# Given task:
Extract every line below, verbatim.

A run of records:
##############################

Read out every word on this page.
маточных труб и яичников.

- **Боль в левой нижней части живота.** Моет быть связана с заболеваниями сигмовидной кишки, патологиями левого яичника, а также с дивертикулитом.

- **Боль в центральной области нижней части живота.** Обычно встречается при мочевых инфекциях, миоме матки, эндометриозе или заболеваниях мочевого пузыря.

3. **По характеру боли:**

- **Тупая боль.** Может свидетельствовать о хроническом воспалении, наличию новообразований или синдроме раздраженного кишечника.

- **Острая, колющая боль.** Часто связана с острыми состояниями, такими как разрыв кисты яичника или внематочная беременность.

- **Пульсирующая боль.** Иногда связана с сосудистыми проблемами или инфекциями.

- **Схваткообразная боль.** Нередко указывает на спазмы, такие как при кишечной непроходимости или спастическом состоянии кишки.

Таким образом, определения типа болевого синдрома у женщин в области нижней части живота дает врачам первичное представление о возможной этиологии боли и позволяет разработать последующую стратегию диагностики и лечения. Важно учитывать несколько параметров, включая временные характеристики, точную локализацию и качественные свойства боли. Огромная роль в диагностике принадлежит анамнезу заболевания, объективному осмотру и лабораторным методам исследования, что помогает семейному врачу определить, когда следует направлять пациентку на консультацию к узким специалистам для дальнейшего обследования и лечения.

##############################

# Answer:
Read out every word on this page.
маточных труб и яичников.

- **Боль в левой нижней части живота.** Моет быть связана с заболеваниями сигмовидной кишки, патологиями левого яичника, а также с дивертикулитом.

- **Боль в центральной области нижней части живота.** Обычно встречается при мочевых инфекциях, миоме матки, эндометриозе или заболеваниях мочевого пузыря.

3. **По характеру боли:**

- **Тупая боль.** Может свидетельствовать о хроническом воспалении, наличию новообразований или синдроме раздраженного кишечника.

- **Острая, колющая боль.** Часто связана с острыми состояниями, такими как разрыв кисты яичника или внематочная беременность.

- **Пульсирующая боль.** Иногда связана с сосудистыми проблемами или инфекциями.

- **Схваткообразная боль.** Нередко указывает на спазмы, такие как при кишечной непроходимости или спастическом состоянии кишки.

Таким образом, определения типа болевого синдрома у женщин в области нижней части живота дает врачам первичное представление о возможной этиологии боли и позволяет разработать последующую стратегию диагностики и лечения. Важно учитывать несколько параметров, включая временные характеристики, точную локализацию и качественные свойства боли. Огромная роль в диагностике принадлежит анамнезу заболевания, объективному осмотру и лабораторным методам исследования, что помогает семейному врачу определить, когда следует направлять пациентку на консультацию к узким специалистам для дальнейшего обследования и лечения.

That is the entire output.